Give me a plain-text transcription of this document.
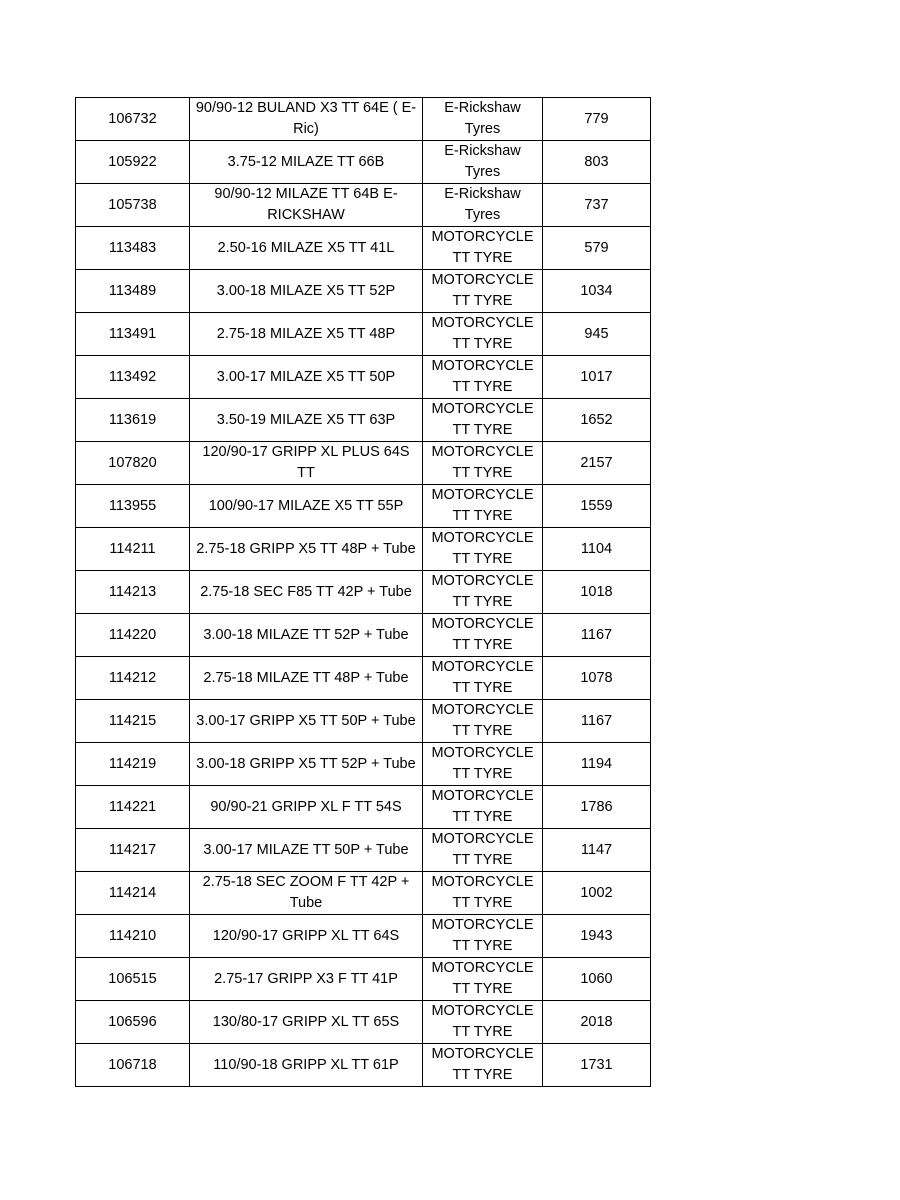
106732	90/90-12 BULAND X3 TT 64E ( E-Ric)	E-Rickshaw Tyres	779
105922	3.75-12 MILAZE TT 66B	E-Rickshaw Tyres	803
105738	90/90-12 MILAZE TT 64B E-RICKSHAW	E-Rickshaw Tyres	737
113483	2.50-16 MILAZE X5 TT 41L	MOTORCYCLE TT TYRE	579
113489	3.00-18 MILAZE X5 TT 52P	MOTORCYCLE TT TYRE	1034
113491	2.75-18 MILAZE X5 TT 48P	MOTORCYCLE TT TYRE	945
113492	3.00-17 MILAZE X5 TT 50P	MOTORCYCLE TT TYRE	1017
113619	3.50-19 MILAZE X5 TT 63P	MOTORCYCLE TT TYRE	1652
107820	120/90-17 GRIPP XL PLUS 64S TT	MOTORCYCLE TT TYRE	2157
113955	100/90-17 MILAZE X5 TT 55P	MOTORCYCLE TT TYRE	1559
114211	2.75-18 GRIPP X5 TT 48P + Tube	MOTORCYCLE TT TYRE	1104
114213	2.75-18 SEC F85 TT 42P + Tube	MOTORCYCLE TT TYRE	1018
114220	3.00-18 MILAZE TT 52P + Tube	MOTORCYCLE TT TYRE	1167
114212	2.75-18 MILAZE TT 48P + Tube	MOTORCYCLE TT TYRE	1078
114215	3.00-17 GRIPP X5 TT 50P + Tube	MOTORCYCLE TT TYRE	1167
114219	3.00-18 GRIPP X5 TT 52P + Tube	MOTORCYCLE TT TYRE	1194
114221	90/90-21 GRIPP XL F TT 54S	MOTORCYCLE TT TYRE	1786
114217	3.00-17 MILAZE TT 50P + Tube	MOTORCYCLE TT TYRE	1147
114214	2.75-18 SEC ZOOM F TT 42P + Tube	MOTORCYCLE TT TYRE	1002
114210	120/90-17 GRIPP XL TT 64S	MOTORCYCLE TT TYRE	1943
106515	2.75-17 GRIPP X3 F TT 41P	MOTORCYCLE TT TYRE	1060
106596	130/80-17 GRIPP XL TT 65S	MOTORCYCLE TT TYRE	2018
106718	110/90-18 GRIPP XL TT 61P	MOTORCYCLE TT TYRE	1731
···
*WHAT IS EXPECTED*: Each line containing the word "Rickshaw" counts once; report the total alone.

*FINISHED ANSWER*: 3